== SHORT PROBLEM ==
Answer with one number: how many lines have "head".

== DATA EXTRACT ==
** BEGIN **

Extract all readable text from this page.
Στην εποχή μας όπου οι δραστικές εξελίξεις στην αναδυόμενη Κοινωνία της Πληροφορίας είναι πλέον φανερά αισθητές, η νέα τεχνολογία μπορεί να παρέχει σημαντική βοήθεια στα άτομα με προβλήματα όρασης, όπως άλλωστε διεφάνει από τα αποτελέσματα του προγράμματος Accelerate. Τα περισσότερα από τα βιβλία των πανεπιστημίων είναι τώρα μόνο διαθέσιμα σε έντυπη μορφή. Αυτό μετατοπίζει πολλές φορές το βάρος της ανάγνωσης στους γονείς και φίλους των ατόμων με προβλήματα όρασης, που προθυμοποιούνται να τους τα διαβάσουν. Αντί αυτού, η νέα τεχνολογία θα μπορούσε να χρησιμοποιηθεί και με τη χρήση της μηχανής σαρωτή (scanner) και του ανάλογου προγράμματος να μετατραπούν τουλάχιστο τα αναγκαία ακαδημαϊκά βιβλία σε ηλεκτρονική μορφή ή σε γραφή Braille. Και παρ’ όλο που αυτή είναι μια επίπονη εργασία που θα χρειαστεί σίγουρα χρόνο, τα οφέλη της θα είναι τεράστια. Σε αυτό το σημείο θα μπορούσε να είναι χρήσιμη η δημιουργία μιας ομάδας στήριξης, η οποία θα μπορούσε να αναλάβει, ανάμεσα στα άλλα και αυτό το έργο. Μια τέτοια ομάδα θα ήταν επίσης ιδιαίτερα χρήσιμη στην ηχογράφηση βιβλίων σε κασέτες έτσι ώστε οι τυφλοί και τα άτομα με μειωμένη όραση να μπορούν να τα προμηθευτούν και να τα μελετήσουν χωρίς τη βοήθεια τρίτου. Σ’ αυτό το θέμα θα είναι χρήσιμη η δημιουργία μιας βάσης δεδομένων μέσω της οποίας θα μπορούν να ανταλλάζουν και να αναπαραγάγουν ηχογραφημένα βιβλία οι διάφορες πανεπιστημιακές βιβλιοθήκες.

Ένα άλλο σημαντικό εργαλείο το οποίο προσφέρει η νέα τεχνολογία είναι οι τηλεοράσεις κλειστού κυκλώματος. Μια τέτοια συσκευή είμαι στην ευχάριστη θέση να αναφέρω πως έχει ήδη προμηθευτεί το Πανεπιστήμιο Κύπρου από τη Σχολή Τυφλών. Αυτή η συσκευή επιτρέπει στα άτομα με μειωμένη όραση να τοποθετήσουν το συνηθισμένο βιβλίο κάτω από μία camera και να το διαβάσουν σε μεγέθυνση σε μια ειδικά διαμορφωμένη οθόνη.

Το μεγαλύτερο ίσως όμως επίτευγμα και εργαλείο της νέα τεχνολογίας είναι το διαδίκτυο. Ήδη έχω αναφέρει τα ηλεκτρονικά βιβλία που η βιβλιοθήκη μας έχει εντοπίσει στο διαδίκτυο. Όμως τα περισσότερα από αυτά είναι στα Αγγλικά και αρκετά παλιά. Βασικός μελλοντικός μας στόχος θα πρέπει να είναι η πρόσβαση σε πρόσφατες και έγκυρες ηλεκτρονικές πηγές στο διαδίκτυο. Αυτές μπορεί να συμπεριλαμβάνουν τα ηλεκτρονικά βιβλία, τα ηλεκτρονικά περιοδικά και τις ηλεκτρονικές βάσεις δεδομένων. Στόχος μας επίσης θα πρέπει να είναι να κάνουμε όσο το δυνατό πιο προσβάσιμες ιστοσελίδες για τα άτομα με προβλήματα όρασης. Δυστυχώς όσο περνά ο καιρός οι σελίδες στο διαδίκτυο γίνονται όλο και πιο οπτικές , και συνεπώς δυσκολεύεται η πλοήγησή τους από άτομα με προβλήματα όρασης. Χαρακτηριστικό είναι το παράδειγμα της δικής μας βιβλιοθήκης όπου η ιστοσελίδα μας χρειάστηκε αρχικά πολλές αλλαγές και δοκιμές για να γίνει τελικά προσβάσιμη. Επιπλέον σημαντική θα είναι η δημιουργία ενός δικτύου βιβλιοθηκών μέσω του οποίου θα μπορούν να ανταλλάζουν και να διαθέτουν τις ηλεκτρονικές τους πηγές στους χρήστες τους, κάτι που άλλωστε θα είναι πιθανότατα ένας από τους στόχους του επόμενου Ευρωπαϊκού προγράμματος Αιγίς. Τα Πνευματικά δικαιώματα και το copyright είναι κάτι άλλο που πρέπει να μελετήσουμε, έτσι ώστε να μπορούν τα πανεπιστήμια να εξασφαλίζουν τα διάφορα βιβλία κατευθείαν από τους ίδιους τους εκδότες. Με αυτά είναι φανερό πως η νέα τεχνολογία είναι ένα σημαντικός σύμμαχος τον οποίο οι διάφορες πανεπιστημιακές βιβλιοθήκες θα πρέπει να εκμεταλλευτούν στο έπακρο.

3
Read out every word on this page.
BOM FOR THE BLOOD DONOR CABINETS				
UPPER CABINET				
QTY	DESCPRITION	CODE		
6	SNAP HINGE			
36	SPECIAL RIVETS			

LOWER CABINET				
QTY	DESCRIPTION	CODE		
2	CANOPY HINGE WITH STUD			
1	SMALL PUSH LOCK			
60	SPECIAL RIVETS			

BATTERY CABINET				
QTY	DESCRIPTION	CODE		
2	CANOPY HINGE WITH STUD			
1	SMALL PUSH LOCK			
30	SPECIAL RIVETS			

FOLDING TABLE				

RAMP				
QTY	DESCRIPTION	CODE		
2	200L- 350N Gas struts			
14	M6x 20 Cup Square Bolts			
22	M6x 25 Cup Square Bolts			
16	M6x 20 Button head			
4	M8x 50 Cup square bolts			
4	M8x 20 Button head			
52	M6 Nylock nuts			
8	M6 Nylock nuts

** END **

== SOLUTION TO THE PROBLEM ==
2